Figure collection entries:
++++++++++

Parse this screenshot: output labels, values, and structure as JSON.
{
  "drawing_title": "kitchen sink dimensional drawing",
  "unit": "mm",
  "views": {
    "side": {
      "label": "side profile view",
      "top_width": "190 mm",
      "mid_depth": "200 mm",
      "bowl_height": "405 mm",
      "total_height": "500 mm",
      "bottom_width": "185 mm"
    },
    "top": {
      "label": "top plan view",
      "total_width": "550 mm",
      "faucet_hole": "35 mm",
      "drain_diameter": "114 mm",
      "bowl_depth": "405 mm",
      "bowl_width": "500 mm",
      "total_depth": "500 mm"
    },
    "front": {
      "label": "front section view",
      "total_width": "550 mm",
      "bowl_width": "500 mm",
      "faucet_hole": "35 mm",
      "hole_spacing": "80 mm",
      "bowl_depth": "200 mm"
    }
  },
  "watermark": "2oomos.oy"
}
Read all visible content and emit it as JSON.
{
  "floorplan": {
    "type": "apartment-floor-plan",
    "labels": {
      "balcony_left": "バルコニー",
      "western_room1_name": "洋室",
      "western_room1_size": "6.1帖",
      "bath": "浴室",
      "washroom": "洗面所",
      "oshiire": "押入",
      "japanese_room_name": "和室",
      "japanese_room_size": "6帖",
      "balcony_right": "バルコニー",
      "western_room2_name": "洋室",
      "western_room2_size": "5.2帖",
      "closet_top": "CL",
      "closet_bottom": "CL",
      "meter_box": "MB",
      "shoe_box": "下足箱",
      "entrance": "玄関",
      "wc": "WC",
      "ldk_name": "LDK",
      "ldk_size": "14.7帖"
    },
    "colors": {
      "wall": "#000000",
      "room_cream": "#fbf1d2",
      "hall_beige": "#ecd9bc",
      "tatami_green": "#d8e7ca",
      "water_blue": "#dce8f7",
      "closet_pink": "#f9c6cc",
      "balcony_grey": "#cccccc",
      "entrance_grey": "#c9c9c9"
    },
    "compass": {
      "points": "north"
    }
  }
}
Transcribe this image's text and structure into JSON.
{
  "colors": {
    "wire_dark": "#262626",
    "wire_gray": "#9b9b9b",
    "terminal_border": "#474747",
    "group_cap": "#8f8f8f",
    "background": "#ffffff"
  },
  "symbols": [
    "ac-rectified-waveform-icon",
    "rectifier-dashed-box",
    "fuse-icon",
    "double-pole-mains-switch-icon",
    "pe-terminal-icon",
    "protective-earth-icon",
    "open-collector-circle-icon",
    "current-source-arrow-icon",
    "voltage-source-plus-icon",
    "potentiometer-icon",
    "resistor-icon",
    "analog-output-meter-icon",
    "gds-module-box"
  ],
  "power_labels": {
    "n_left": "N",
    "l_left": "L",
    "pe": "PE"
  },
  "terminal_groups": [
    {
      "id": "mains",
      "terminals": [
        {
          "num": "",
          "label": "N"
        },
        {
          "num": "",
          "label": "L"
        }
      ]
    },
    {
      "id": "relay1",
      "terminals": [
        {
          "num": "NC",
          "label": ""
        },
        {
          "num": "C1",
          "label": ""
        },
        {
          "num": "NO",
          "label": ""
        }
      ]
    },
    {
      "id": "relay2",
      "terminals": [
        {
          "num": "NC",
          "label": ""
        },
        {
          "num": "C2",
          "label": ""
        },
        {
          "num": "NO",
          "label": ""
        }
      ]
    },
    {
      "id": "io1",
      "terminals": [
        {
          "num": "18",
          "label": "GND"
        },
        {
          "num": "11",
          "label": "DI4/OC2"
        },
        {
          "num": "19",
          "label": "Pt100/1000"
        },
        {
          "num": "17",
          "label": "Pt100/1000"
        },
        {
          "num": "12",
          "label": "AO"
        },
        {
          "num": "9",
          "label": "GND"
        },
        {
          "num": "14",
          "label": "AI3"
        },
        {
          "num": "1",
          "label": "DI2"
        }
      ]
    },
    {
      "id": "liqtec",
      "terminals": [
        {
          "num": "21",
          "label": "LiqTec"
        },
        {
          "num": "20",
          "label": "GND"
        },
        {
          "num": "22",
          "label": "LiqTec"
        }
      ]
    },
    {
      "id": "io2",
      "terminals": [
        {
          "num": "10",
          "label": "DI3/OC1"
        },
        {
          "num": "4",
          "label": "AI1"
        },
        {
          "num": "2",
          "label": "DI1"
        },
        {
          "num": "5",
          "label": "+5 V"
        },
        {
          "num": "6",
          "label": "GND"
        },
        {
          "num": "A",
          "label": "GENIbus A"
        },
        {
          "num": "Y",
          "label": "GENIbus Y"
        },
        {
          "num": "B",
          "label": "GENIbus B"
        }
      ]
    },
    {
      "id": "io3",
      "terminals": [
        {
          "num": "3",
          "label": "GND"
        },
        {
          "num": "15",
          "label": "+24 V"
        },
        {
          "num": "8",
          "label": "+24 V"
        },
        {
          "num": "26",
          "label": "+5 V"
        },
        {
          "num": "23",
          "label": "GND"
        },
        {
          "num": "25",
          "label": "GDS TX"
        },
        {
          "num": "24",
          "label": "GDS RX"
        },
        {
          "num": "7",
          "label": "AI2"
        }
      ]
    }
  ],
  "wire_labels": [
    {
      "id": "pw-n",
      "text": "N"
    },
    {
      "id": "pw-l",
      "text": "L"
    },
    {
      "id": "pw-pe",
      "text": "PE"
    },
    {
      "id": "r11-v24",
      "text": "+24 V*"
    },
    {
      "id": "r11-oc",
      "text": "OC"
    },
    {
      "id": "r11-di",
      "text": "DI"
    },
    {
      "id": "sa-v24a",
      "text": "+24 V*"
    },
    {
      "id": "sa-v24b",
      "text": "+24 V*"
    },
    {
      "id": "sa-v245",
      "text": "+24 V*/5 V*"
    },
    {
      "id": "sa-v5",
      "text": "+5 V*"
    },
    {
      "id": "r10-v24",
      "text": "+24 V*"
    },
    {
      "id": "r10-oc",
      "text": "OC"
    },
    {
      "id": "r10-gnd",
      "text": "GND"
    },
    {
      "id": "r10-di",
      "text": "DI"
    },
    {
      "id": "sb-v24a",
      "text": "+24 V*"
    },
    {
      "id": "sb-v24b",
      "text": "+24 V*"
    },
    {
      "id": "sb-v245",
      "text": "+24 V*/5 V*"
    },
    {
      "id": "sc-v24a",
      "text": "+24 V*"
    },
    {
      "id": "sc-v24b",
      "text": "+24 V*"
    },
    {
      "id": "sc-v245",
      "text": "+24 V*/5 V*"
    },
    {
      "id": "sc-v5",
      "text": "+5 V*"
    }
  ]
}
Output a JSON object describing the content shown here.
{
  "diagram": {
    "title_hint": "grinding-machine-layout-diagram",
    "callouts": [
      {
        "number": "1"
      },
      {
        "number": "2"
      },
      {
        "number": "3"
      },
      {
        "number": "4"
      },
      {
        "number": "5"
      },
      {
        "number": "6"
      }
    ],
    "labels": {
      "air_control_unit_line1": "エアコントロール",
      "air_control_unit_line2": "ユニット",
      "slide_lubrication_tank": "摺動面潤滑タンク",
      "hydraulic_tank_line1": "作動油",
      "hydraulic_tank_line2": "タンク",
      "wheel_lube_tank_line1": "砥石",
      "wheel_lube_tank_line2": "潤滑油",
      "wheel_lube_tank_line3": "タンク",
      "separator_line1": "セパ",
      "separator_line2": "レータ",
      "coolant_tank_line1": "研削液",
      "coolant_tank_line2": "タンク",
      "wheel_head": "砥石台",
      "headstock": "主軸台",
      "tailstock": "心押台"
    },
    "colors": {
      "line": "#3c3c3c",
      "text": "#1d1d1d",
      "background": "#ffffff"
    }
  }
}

++++++++++

What is the number of lines containing "バルコニー"? Give that number only.

REPLY.
2